→ AIM
In the copy, include every entry exactly but none of the pictures.

→ DATA EXTRACT

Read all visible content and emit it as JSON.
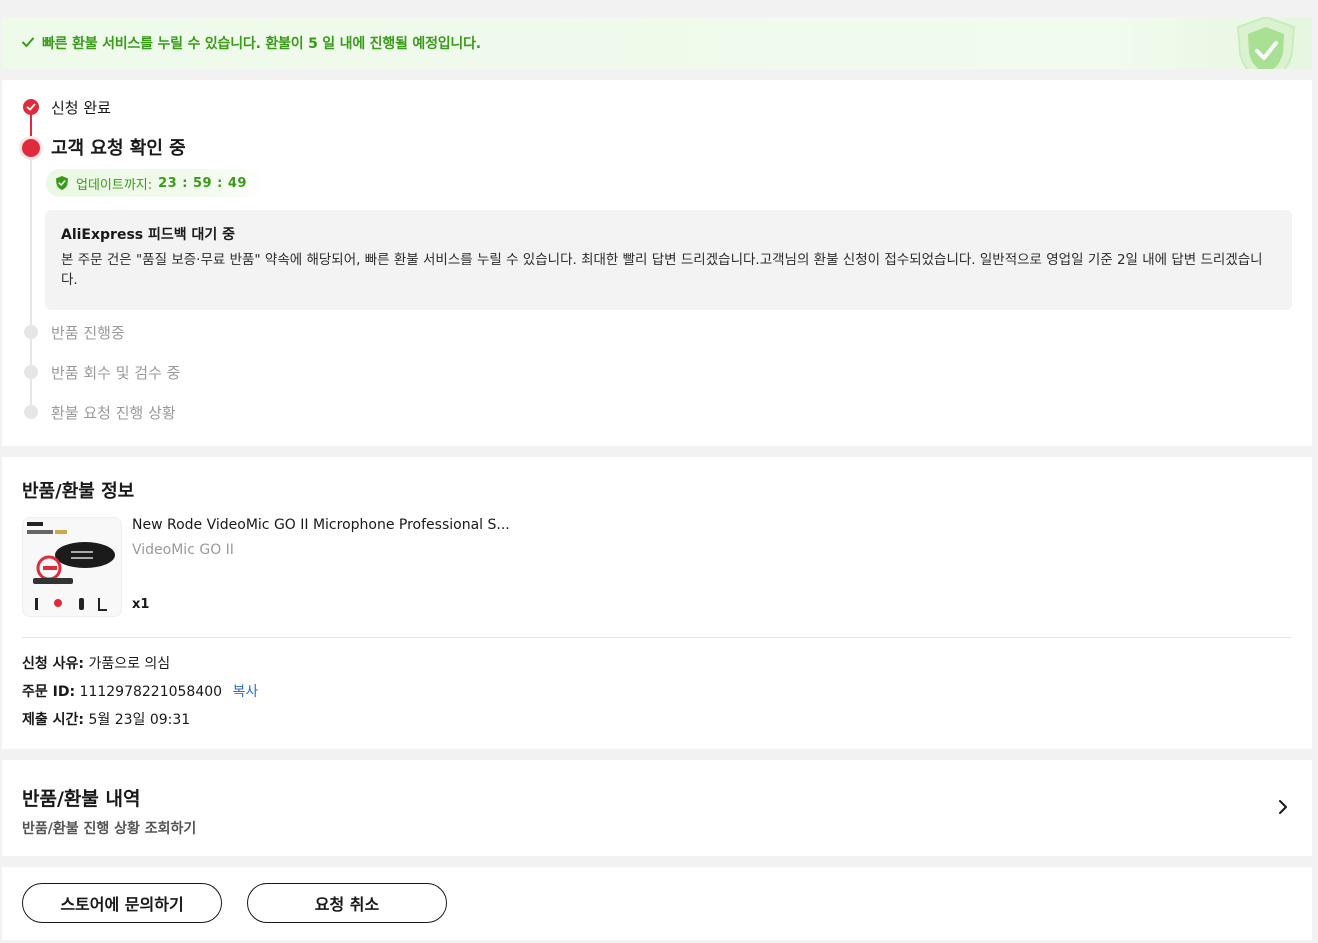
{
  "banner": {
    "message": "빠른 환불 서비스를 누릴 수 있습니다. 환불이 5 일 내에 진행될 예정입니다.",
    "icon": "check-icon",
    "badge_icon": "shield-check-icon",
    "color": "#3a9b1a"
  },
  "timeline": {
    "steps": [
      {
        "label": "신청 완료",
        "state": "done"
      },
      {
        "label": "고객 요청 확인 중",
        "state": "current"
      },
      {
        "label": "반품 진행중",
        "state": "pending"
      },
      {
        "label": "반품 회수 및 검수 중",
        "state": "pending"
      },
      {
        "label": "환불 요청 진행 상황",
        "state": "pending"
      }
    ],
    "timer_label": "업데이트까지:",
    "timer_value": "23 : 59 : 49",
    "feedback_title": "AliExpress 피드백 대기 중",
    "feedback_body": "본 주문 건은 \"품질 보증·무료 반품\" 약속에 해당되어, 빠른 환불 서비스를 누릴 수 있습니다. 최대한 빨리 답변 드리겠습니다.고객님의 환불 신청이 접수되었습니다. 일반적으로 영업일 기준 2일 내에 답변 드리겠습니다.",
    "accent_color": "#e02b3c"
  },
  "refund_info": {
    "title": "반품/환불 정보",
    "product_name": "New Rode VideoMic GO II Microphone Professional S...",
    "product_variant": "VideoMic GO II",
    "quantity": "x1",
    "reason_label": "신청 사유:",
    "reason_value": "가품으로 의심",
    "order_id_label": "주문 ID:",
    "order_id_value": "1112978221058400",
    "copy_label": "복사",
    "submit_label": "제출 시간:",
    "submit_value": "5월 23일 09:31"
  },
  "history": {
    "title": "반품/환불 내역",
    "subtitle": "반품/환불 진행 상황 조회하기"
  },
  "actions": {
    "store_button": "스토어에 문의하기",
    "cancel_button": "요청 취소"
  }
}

→ TASK SOLUTION
Read all visible content and emit it as JSON.
{
  "banner": {
    "message": "빠른 환불 서비스를 누릴 수 있습니다. 환불이 5 일 내에 진행될 예정입니다.",
    "icon": "check-icon",
    "badge_icon": "shield-check-icon",
    "color": "#3a9b1a"
  },
  "timeline": {
    "steps": [
      {
        "label": "신청 완료",
        "state": "done"
      },
      {
        "label": "고객 요청 확인 중",
        "state": "current"
      },
      {
        "label": "반품 진행중",
        "state": "pending"
      },
      {
        "label": "반품 회수 및 검수 중",
        "state": "pending"
      },
      {
        "label": "환불 요청 진행 상황",
        "state": "pending"
      }
    ],
    "timer_label": "업데이트까지:",
    "timer_value": "23 : 59 : 49",
    "feedback_title": "AliExpress 피드백 대기 중",
    "feedback_body": "본 주문 건은 \"품질 보증·무료 반품\" 약속에 해당되어, 빠른 환불 서비스를 누릴 수 있습니다. 최대한 빨리 답변 드리겠습니다.고객님의 환불 신청이 접수되었습니다. 일반적으로 영업일 기준 2일 내에 답변 드리겠습니다.",
    "accent_color": "#e02b3c"
  },
  "refund_info": {
    "title": "반품/환불 정보",
    "product_name": "New Rode VideoMic GO II Microphone Professional S...",
    "product_variant": "VideoMic GO II",
    "quantity": "x1",
    "reason_label": "신청 사유:",
    "reason_value": "가품으로 의심",
    "order_id_label": "주문 ID:",
    "order_id_value": "1112978221058400",
    "copy_label": "복사",
    "submit_label": "제출 시간:",
    "submit_value": "5월 23일 09:31"
  },
  "history": {
    "title": "반품/환불 내역",
    "subtitle": "반품/환불 진행 상황 조회하기"
  },
  "actions": {
    "store_button": "스토어에 문의하기",
    "cancel_button": "요청 취소"
  }
}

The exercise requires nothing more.